[Rows from a figure dataset]
/---
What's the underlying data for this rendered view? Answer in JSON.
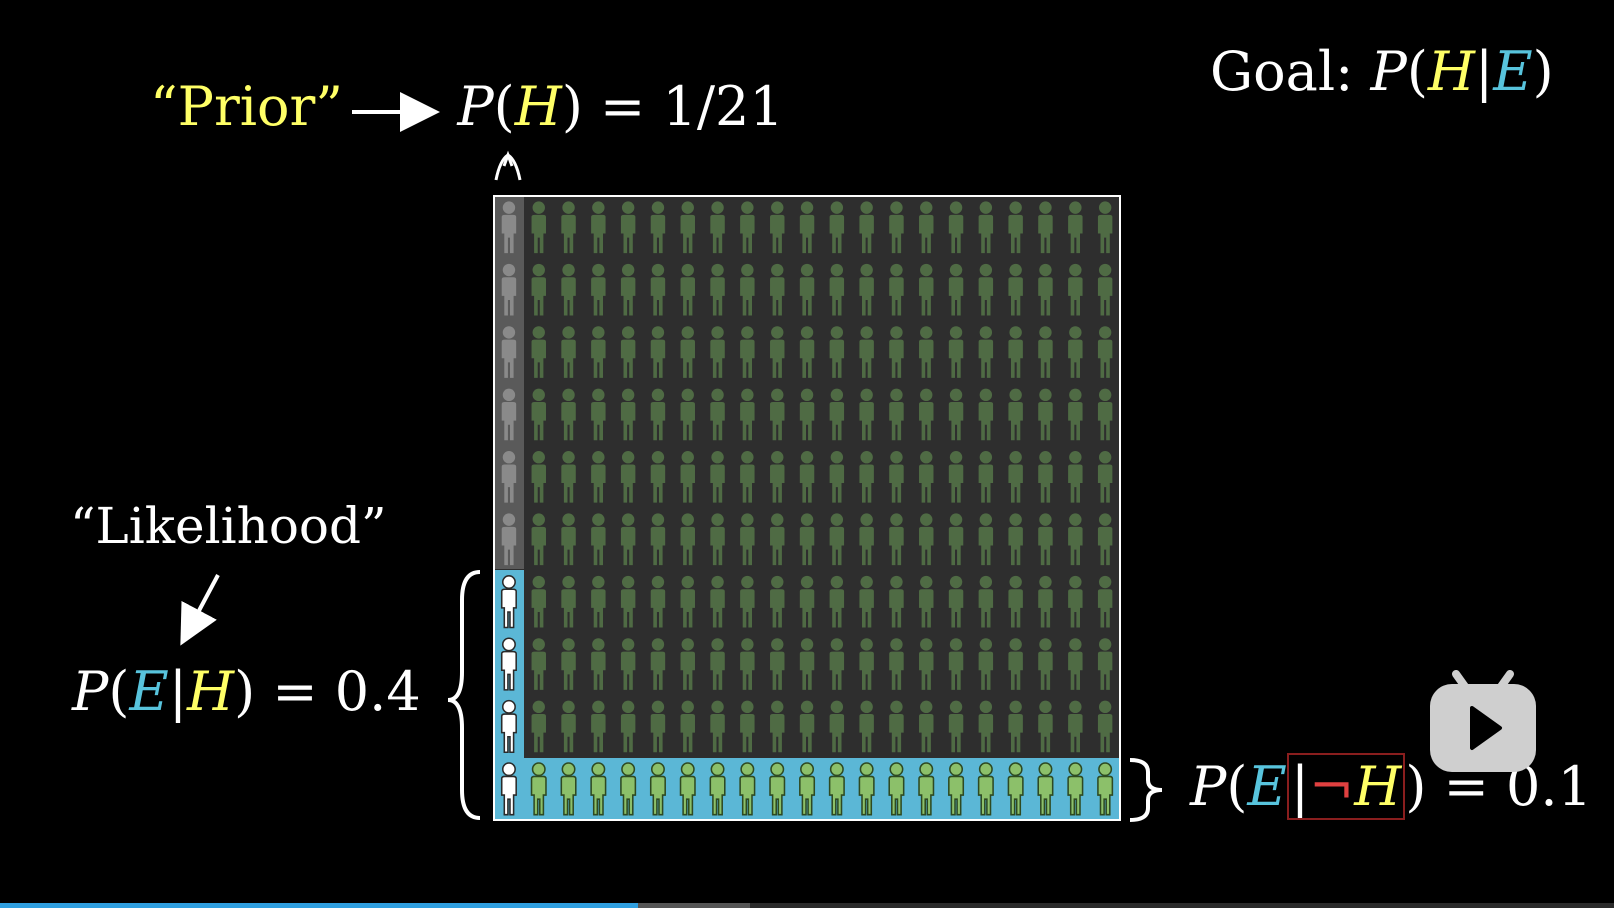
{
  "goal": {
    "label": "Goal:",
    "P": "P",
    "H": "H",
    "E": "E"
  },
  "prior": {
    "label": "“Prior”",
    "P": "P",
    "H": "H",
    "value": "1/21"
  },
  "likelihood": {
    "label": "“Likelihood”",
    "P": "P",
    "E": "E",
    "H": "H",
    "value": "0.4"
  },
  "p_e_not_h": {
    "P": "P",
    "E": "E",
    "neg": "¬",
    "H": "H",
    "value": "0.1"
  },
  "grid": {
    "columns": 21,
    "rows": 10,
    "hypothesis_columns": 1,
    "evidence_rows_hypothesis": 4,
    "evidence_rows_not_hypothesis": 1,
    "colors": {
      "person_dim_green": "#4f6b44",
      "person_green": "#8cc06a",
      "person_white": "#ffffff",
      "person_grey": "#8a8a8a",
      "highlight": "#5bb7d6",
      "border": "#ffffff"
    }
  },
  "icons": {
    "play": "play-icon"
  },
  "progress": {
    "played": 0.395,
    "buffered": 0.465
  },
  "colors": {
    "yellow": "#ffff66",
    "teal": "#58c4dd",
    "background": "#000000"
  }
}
\---
/---
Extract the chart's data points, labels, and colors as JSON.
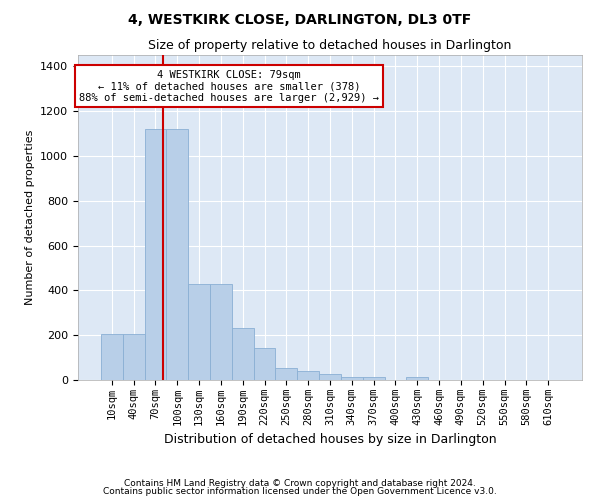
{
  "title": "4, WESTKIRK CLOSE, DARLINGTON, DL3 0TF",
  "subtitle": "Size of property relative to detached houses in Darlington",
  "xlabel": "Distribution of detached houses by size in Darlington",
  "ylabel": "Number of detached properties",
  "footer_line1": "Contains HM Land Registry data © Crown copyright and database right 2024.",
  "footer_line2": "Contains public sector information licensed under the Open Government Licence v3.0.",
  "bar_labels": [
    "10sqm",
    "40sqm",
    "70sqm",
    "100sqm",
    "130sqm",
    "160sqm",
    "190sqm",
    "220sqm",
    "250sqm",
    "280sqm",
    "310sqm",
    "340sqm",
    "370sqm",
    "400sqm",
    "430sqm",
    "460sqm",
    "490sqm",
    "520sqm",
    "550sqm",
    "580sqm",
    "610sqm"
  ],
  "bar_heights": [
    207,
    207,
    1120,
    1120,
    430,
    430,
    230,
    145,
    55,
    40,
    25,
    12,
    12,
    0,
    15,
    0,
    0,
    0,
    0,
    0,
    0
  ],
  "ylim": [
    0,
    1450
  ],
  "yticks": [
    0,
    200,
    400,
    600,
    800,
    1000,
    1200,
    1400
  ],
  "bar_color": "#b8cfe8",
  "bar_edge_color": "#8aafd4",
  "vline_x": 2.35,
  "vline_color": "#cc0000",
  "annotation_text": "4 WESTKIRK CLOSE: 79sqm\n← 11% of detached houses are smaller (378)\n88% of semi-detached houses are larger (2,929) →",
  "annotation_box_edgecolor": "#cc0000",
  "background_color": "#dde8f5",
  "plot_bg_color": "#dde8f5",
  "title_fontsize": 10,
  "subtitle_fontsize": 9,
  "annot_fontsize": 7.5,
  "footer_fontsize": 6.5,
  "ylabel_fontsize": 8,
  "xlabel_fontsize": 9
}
\---
/---
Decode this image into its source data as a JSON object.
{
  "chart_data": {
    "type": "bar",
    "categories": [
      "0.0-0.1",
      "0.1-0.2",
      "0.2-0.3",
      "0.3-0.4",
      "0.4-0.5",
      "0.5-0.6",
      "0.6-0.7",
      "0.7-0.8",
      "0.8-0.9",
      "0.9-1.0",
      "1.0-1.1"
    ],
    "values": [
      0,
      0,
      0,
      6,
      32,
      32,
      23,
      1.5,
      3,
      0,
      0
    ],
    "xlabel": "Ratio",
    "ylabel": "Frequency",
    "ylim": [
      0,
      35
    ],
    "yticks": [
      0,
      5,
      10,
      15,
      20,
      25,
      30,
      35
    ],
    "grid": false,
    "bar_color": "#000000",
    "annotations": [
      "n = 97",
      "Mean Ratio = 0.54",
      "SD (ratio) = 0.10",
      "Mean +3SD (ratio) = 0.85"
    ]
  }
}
\---
## WRITTEN PROBLEM
Scan the listing above for the word "CLOSE" and show each line where it is found.

## OUTPUT OF THE EXERCISE
  "title": "4, WESTKIRK CLOSE, DARLINGTON, DL3 0TF",
  "annotation_text": "4 WESTKIRK CLOSE: 79sqm\n← 11% of detached houses are smaller (378)\n88% of semi-detached houses are larger (2,929) →",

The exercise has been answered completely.